PROBLEM:
Skip the pictures. Copy all the rest of the records down exactly.

(Dataset items)
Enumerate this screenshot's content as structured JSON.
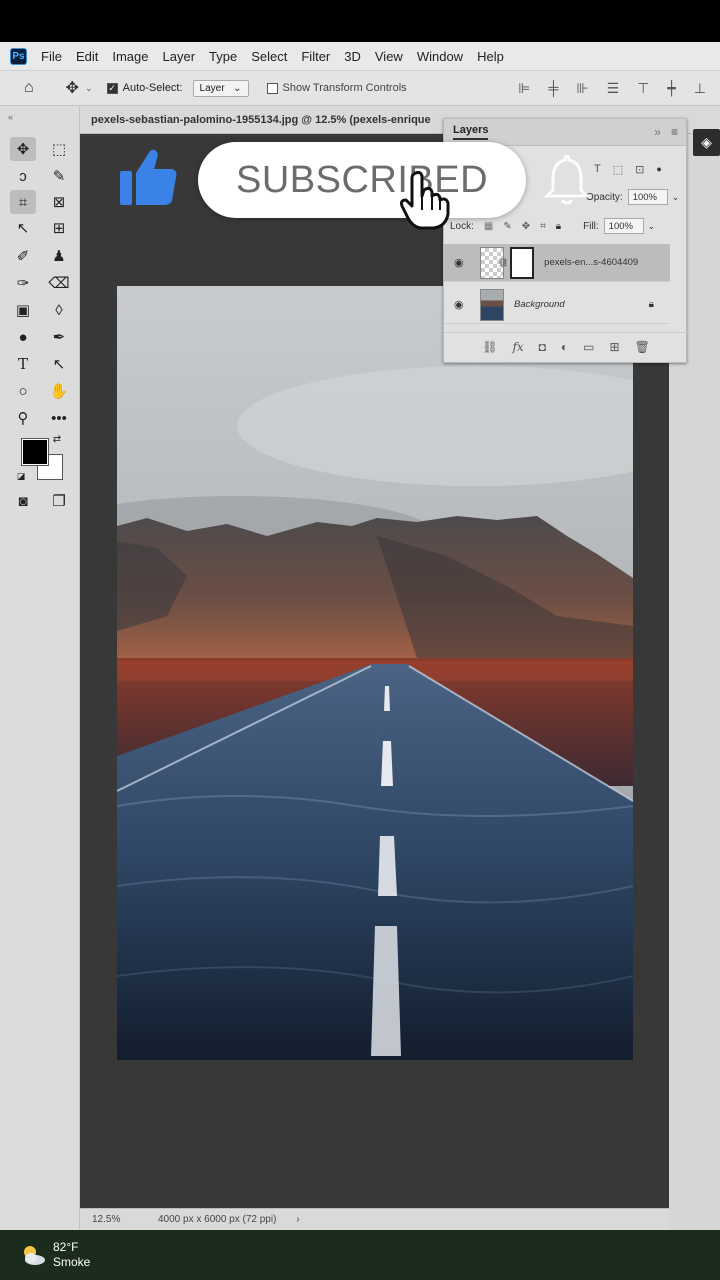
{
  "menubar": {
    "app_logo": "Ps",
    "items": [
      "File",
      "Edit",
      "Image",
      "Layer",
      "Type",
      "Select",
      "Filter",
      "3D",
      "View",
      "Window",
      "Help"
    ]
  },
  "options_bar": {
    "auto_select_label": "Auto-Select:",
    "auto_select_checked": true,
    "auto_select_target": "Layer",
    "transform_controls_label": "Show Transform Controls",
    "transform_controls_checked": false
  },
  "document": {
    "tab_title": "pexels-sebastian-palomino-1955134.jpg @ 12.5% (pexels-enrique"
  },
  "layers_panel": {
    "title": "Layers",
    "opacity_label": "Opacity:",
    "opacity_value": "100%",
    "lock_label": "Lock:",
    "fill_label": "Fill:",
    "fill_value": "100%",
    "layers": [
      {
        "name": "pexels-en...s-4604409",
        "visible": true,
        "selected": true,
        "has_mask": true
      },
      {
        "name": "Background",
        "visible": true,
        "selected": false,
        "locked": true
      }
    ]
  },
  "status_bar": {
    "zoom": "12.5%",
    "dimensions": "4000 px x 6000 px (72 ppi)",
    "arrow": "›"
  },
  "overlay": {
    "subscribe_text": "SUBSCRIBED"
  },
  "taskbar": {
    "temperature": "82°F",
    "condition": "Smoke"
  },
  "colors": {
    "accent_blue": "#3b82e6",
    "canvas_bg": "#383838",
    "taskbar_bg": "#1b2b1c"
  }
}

RESULT FOR THIS TASK:
Enumerate this screenshot's content as structured JSON.
{
  "menubar": {
    "app_logo": "Ps",
    "items": [
      "File",
      "Edit",
      "Image",
      "Layer",
      "Type",
      "Select",
      "Filter",
      "3D",
      "View",
      "Window",
      "Help"
    ]
  },
  "options_bar": {
    "auto_select_label": "Auto-Select:",
    "auto_select_checked": true,
    "auto_select_target": "Layer",
    "transform_controls_label": "Show Transform Controls",
    "transform_controls_checked": false
  },
  "document": {
    "tab_title": "pexels-sebastian-palomino-1955134.jpg @ 12.5% (pexels-enrique"
  },
  "layers_panel": {
    "title": "Layers",
    "opacity_label": "Opacity:",
    "opacity_value": "100%",
    "lock_label": "Lock:",
    "fill_label": "Fill:",
    "fill_value": "100%",
    "layers": [
      {
        "name": "pexels-en...s-4604409",
        "visible": true,
        "selected": true,
        "has_mask": true
      },
      {
        "name": "Background",
        "visible": true,
        "selected": false,
        "locked": true
      }
    ]
  },
  "status_bar": {
    "zoom": "12.5%",
    "dimensions": "4000 px x 6000 px (72 ppi)",
    "arrow": "›"
  },
  "overlay": {
    "subscribe_text": "SUBSCRIBED"
  },
  "taskbar": {
    "temperature": "82°F",
    "condition": "Smoke"
  },
  "colors": {
    "accent_blue": "#3b82e6",
    "canvas_bg": "#383838",
    "taskbar_bg": "#1b2b1c"
  }
}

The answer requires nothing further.